#### GIVEN ENTRIES
========================================================================

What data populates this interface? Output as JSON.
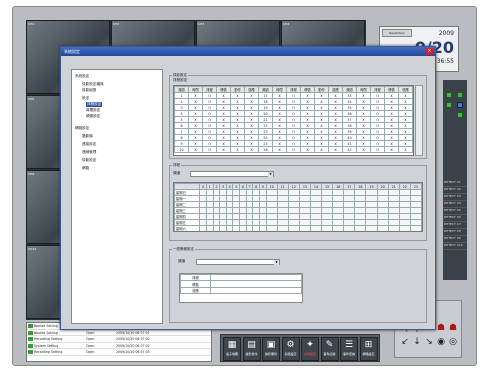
{
  "window": {
    "title": "",
    "clock_button": "Reset/Gen",
    "year": "2009",
    "date": "0/20",
    "time": "36:55"
  },
  "cameras": [
    {
      "label": "CH1"
    },
    {
      "label": "CH2"
    },
    {
      "label": "CH3"
    },
    {
      "label": "CH4"
    },
    {
      "label": "CH5"
    },
    {
      "label": "CH6"
    },
    {
      "label": "CH7"
    },
    {
      "label": "CH8"
    },
    {
      "label": "CH9"
    },
    {
      "label": "CH10"
    },
    {
      "label": "CH11"
    },
    {
      "label": "CH12"
    },
    {
      "label": "CH13"
    },
    {
      "label": "CH14"
    },
    {
      "label": "CH15"
    },
    {
      "label": "CH16"
    }
  ],
  "dialog": {
    "title": "系統設定",
    "tree": [
      "系統設定",
      "錄影設定檔與",
      "錄影組態",
      "設定",
      "排程設定",
      "時間設定",
      "硬碟設定",
      "網路設定",
      "攝影機",
      "連接設定",
      "連線管理",
      "錄影設定",
      "網路"
    ],
    "group_main": "錄影設定",
    "group_sub": "排程設定",
    "table_headers": [
      "頻道",
      "時間",
      "排程",
      "移動",
      "動作",
      "感應",
      "頻道",
      "時間",
      "排程",
      "移動",
      "動作",
      "感應",
      "頻道",
      "時間",
      "排程",
      "移動",
      "感應"
    ],
    "table_rows": [
      [
        "1",
        "X",
        "O",
        "X",
        "X",
        "X",
        "17",
        "X",
        "O",
        "X",
        "X",
        "X",
        "33",
        "X",
        "O",
        "X",
        "X"
      ],
      [
        "2",
        "X",
        "O",
        "X",
        "X",
        "X",
        "18",
        "X",
        "O",
        "X",
        "X",
        "X",
        "34",
        "X",
        "O",
        "X",
        "X"
      ],
      [
        "3",
        "X",
        "O",
        "X",
        "X",
        "X",
        "19",
        "X",
        "O",
        "X",
        "X",
        "X",
        "35",
        "X",
        "O",
        "X",
        "X"
      ],
      [
        "4",
        "X",
        "O",
        "X",
        "X",
        "X",
        "20",
        "X",
        "O",
        "X",
        "X",
        "X",
        "36",
        "X",
        "O",
        "X",
        "X"
      ],
      [
        "5",
        "X",
        "O",
        "X",
        "X",
        "X",
        "21",
        "X",
        "O",
        "X",
        "X",
        "X",
        "37",
        "X",
        "O",
        "X",
        "X"
      ],
      [
        "6",
        "X",
        "O",
        "X",
        "X",
        "X",
        "22",
        "X",
        "O",
        "X",
        "X",
        "X",
        "38",
        "X",
        "O",
        "X",
        "X"
      ],
      [
        "7",
        "X",
        "O",
        "X",
        "X",
        "X",
        "23",
        "X",
        "O",
        "X",
        "X",
        "X",
        "39",
        "X",
        "O",
        "X",
        "X"
      ],
      [
        "8",
        "X",
        "O",
        "X",
        "X",
        "X",
        "24",
        "X",
        "O",
        "X",
        "X",
        "X",
        "40",
        "X",
        "O",
        "X",
        "X"
      ],
      [
        "9",
        "X",
        "O",
        "X",
        "X",
        "X",
        "25",
        "X",
        "O",
        "X",
        "X",
        "X",
        "41",
        "X",
        "O",
        "X",
        "X"
      ],
      [
        "10",
        "X",
        "O",
        "X",
        "X",
        "X",
        "26",
        "X",
        "O",
        "X",
        "X",
        "X",
        "42",
        "X",
        "O",
        "X",
        "X"
      ]
    ],
    "schedule_group": "排程",
    "schedule_label": "頻道",
    "hours": [
      "0",
      "1",
      "2",
      "3",
      "4",
      "5",
      "6",
      "7",
      "8",
      "9",
      "10",
      "11",
      "12",
      "13",
      "14",
      "15",
      "16",
      "17",
      "18",
      "19",
      "20",
      "21",
      "22",
      "23"
    ],
    "days": [
      "星期日",
      "星期一",
      "星期二",
      "星期三",
      "星期四",
      "星期五",
      "星期六"
    ],
    "alarm_group": "一般警報設定",
    "alarm_label": "頻道",
    "detail_rows": [
      "排程",
      "移動",
      "感應"
    ]
  },
  "toolbar": [
    {
      "label": "電子地圖",
      "icon": "▦"
    },
    {
      "label": "錄影搜尋",
      "icon": "▤"
    },
    {
      "label": "錄影備份",
      "icon": "▣"
    },
    {
      "label": "系統設定",
      "icon": "⚙"
    },
    {
      "label": "系統設定",
      "icon": "✦"
    },
    {
      "label": "事件記錄",
      "icon": "✎"
    },
    {
      "label": "事件查詢",
      "icon": "☰"
    },
    {
      "label": "網路設定",
      "icon": "⊞"
    }
  ],
  "event_log": [
    {
      "name": "Booted Setting",
      "state": "Open",
      "time": "2009/10/20 06:37:01"
    },
    {
      "name": "Booted Setting",
      "state": "Open",
      "time": "2009/10/20 06:37:01"
    },
    {
      "name": "Recording Setting",
      "state": "Open",
      "time": "2009/10/20 06:37:02"
    },
    {
      "name": "System Setting",
      "state": "Open",
      "time": "2009/10/20 06:37:02"
    },
    {
      "name": "Recording Setting",
      "state": "Open",
      "time": "2009/10/20 06:37:03"
    }
  ],
  "sidelist": [
    "DETECT C1",
    "DETECT C2",
    "DETECT C3",
    "DETECT C4",
    "DETECT C5",
    "DETECT C6",
    "DETECT C7",
    "DETECT C8",
    "DETECT C9",
    "DETECT C10"
  ],
  "colors": {
    "accent": "#2a4d9b",
    "title_bar": "#3f6fc0",
    "status_ok": "#3c9a3c",
    "alert": "#b01818"
  }
}
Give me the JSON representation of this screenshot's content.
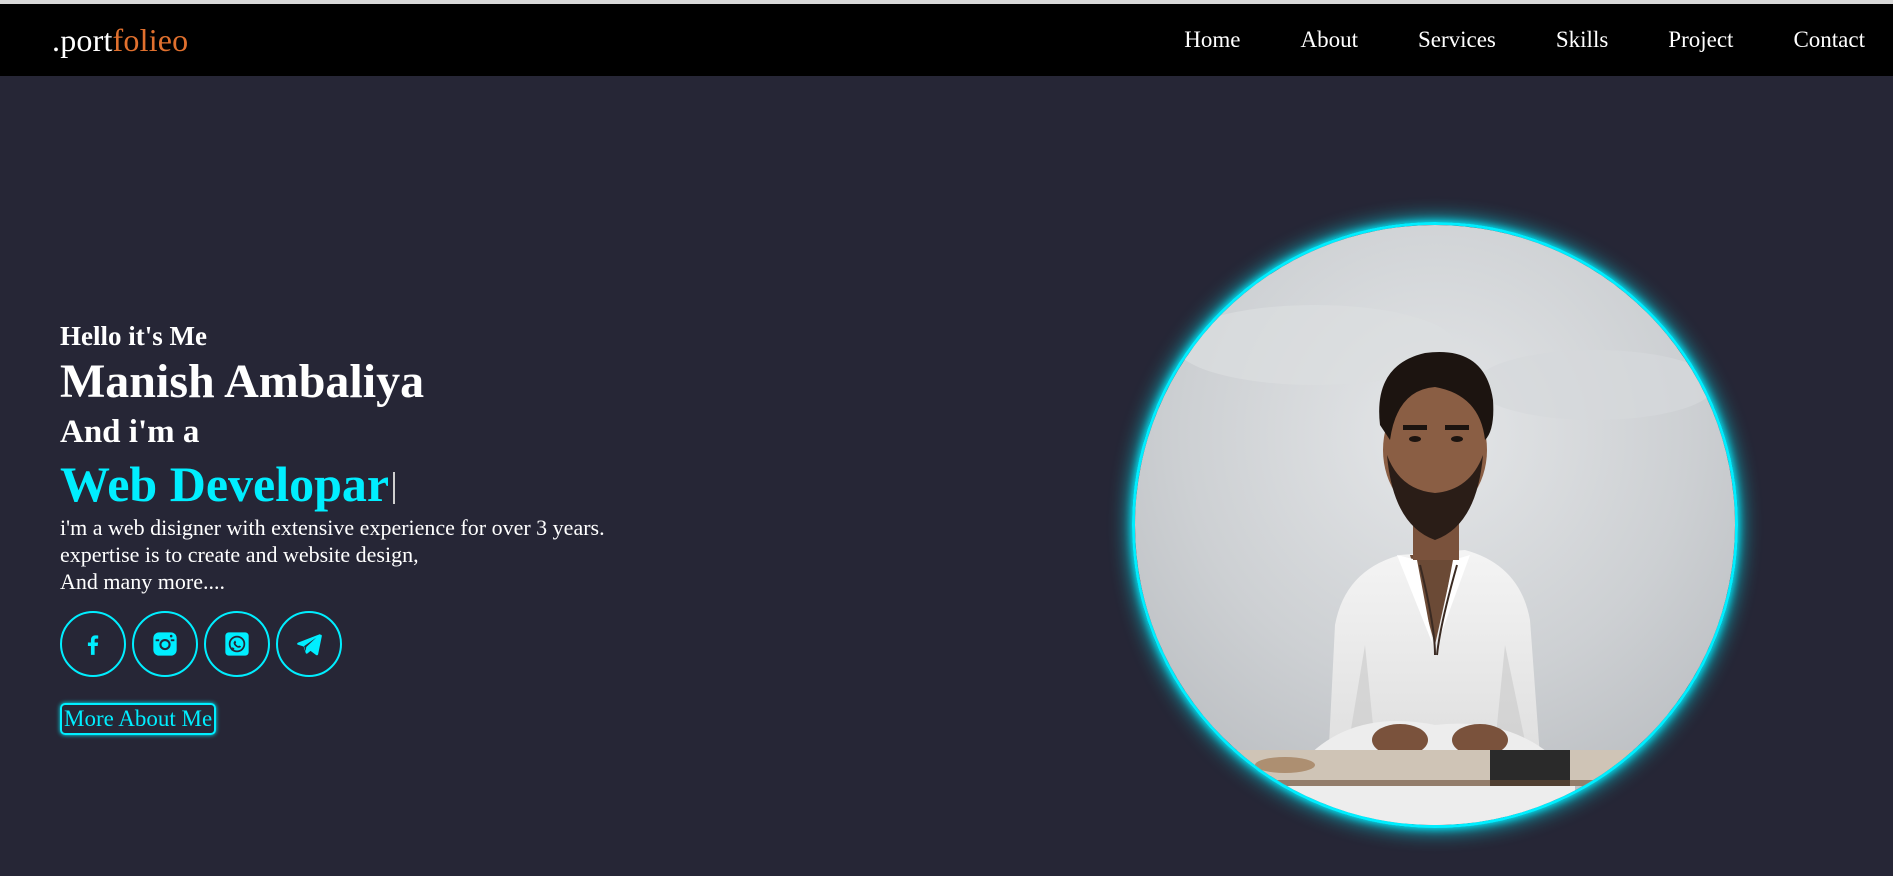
{
  "logo": {
    "part1": ".port",
    "part2": "folieo",
    "accent_color": "#e0702e"
  },
  "nav": {
    "items": [
      "Home",
      "About",
      "Services",
      "Skills",
      "Project",
      "Contact"
    ]
  },
  "hero": {
    "greeting": "Hello it's Me",
    "name": "Manish Ambaliya",
    "intro": "And i'm a",
    "role": "Web Developar",
    "description": [
      "i'm a web disigner with extensive experience for over 3 years.",
      "expertise is to create and website design,",
      "And many more...."
    ],
    "socials": [
      "facebook-icon",
      "instagram-icon",
      "whatsapp-icon",
      "telegram-icon"
    ],
    "button_label": "More About Me"
  },
  "colors": {
    "accent": "#00eeff",
    "background": "#262636",
    "header": "#000000"
  }
}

========================================================================

#### EXERCISE BRIEF
From the line holding "Give me the" to the last line of the listing, please output each line exactly as it stands. Pictures stay out of the copy.

#### EXERCISE ANSWER
Give me the JSON representation of this screenshot's content.
{
  "logo": {
    "part1": ".port",
    "part2": "folieo",
    "accent_color": "#e0702e"
  },
  "nav": {
    "items": [
      "Home",
      "About",
      "Services",
      "Skills",
      "Project",
      "Contact"
    ]
  },
  "hero": {
    "greeting": "Hello it's Me",
    "name": "Manish Ambaliya",
    "intro": "And i'm a",
    "role": "Web Developar",
    "description": [
      "i'm a web disigner with extensive experience for over 3 years.",
      "expertise is to create and website design,",
      "And many more...."
    ],
    "socials": [
      "facebook-icon",
      "instagram-icon",
      "whatsapp-icon",
      "telegram-icon"
    ],
    "button_label": "More About Me"
  },
  "colors": {
    "accent": "#00eeff",
    "background": "#262636",
    "header": "#000000"
  }
}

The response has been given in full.